**Task to carry out**.
Find every line of the listing below where "fiches" appears, and copy it.

- - - - - - -

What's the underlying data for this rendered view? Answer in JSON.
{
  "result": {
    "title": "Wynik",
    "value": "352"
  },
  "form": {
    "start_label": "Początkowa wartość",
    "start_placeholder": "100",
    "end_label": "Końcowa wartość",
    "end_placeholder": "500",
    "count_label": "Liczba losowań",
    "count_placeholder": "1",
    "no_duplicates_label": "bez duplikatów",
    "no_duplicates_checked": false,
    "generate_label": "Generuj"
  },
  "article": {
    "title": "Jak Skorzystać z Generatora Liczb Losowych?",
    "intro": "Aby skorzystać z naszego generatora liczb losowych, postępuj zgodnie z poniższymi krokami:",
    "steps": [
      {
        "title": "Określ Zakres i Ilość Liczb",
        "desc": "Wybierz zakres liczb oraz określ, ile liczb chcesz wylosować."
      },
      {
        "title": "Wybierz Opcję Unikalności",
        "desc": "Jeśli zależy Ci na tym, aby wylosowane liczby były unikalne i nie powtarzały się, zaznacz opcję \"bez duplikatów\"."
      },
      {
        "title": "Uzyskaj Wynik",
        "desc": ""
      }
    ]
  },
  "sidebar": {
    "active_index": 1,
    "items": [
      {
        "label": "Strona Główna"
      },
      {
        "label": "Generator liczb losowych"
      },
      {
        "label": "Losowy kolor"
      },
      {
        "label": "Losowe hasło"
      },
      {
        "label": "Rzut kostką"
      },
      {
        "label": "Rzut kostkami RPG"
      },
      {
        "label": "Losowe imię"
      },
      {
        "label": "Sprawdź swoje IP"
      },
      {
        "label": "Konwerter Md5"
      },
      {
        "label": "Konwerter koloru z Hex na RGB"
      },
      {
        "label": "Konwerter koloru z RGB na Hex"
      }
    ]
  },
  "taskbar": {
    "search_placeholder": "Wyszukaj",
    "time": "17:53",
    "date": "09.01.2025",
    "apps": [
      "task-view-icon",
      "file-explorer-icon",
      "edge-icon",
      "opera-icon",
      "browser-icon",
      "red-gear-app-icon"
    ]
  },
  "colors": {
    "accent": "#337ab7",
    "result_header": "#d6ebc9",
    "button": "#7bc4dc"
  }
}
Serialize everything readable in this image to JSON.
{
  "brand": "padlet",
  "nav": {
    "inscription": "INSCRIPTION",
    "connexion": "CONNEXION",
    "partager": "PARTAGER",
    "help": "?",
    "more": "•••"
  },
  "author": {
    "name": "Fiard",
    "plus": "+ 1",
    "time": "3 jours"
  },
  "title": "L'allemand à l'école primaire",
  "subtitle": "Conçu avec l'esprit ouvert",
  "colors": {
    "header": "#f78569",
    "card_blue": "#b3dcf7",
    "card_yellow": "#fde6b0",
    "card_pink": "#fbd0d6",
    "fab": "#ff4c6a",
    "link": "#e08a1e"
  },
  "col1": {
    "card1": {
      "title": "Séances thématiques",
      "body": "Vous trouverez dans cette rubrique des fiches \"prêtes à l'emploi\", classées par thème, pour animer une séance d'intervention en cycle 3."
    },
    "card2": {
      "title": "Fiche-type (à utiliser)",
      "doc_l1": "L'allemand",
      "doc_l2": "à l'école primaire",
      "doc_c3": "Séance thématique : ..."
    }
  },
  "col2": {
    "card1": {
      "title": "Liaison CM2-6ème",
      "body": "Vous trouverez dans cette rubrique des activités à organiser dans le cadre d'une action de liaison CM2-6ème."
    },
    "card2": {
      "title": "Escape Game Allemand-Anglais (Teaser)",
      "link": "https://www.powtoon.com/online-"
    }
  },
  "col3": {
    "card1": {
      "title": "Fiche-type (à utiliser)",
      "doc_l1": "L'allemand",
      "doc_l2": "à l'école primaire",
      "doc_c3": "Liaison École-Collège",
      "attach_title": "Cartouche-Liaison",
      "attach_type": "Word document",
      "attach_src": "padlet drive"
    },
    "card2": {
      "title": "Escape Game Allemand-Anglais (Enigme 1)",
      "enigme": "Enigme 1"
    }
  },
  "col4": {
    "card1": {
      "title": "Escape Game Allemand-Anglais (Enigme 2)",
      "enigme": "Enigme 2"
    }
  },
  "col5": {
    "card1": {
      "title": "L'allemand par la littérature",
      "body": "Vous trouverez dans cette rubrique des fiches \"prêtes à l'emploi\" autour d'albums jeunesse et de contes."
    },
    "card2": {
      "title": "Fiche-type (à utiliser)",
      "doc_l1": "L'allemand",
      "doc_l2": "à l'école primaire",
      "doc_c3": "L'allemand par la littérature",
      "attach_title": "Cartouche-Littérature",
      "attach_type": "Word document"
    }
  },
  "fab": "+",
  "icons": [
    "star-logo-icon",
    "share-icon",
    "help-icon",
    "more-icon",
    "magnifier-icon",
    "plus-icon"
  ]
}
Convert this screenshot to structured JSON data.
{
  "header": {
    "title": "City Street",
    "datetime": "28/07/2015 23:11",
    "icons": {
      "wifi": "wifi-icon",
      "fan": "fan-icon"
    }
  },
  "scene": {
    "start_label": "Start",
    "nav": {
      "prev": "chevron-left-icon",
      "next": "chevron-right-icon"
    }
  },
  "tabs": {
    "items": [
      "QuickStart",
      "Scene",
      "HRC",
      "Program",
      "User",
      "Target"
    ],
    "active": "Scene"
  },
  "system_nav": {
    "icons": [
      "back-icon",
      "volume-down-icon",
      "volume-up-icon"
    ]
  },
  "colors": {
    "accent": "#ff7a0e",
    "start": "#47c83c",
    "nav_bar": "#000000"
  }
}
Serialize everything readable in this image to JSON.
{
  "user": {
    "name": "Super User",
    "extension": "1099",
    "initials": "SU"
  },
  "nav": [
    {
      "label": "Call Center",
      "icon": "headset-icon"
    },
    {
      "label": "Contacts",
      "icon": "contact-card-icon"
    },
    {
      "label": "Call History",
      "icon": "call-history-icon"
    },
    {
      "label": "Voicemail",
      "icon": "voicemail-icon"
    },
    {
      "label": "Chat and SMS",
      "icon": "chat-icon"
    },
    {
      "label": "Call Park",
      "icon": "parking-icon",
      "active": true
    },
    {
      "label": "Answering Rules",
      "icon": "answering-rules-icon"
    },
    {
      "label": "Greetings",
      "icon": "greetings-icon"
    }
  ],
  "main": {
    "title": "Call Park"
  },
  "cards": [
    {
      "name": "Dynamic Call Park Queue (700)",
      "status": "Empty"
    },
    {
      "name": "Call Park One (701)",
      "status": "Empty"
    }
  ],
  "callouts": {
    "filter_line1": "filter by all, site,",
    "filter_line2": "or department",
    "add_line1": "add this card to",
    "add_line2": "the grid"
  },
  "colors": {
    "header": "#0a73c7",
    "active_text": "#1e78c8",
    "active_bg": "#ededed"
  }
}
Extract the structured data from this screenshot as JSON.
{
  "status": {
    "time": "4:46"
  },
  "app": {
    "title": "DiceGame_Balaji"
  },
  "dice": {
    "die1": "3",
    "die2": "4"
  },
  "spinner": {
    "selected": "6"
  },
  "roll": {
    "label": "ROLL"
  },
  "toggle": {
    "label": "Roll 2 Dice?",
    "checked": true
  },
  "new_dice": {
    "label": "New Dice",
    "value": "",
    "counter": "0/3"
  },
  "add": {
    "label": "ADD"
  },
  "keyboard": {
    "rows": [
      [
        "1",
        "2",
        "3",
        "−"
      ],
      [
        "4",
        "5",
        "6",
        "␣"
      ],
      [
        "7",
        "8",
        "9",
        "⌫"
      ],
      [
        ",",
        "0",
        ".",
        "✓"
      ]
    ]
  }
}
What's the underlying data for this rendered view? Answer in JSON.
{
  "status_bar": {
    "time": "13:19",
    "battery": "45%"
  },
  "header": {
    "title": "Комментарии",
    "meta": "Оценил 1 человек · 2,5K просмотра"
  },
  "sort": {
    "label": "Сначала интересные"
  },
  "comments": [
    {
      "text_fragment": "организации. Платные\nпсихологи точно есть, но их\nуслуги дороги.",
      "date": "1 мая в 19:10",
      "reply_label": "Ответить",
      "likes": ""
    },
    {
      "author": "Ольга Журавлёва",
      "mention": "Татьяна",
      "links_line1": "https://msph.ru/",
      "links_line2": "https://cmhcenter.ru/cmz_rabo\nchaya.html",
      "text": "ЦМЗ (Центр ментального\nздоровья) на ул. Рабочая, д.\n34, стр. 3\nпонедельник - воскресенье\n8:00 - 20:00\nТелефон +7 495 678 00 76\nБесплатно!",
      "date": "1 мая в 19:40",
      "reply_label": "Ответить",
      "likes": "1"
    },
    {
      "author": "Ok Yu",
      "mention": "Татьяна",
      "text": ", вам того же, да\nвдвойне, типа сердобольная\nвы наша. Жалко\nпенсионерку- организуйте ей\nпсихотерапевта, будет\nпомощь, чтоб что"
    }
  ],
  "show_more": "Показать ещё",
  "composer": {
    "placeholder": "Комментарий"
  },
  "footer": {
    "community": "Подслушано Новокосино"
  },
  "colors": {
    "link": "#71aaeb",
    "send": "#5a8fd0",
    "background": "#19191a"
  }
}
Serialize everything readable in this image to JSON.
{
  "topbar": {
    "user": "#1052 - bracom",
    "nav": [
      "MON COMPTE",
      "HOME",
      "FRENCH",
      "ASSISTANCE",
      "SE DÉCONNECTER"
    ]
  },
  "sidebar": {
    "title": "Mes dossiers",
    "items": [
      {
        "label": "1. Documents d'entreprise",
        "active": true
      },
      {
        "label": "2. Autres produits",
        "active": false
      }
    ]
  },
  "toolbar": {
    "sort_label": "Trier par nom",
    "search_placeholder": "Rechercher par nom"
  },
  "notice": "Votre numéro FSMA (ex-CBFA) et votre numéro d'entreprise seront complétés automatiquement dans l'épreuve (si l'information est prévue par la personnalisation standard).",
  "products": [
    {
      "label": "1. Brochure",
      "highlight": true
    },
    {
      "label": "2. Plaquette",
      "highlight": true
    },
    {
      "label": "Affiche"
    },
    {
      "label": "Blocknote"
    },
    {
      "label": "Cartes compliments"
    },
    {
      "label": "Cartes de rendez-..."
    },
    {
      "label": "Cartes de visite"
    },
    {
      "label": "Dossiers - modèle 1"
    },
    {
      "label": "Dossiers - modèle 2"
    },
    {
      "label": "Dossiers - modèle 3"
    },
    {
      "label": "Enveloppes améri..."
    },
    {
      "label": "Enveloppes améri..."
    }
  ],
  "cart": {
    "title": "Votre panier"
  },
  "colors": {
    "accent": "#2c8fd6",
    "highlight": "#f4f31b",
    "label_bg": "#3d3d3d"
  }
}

- - - - - - -

**Response**.
      "body": "Vous trouverez dans cette rubrique des fiches \"prêtes à l'emploi\", classées par thème, pour animer une séance d'intervention en cycle 3."
      "body": "Vous trouverez dans cette rubrique des fiches \"prêtes à l'emploi\" autour d'albums jeunesse et de contes."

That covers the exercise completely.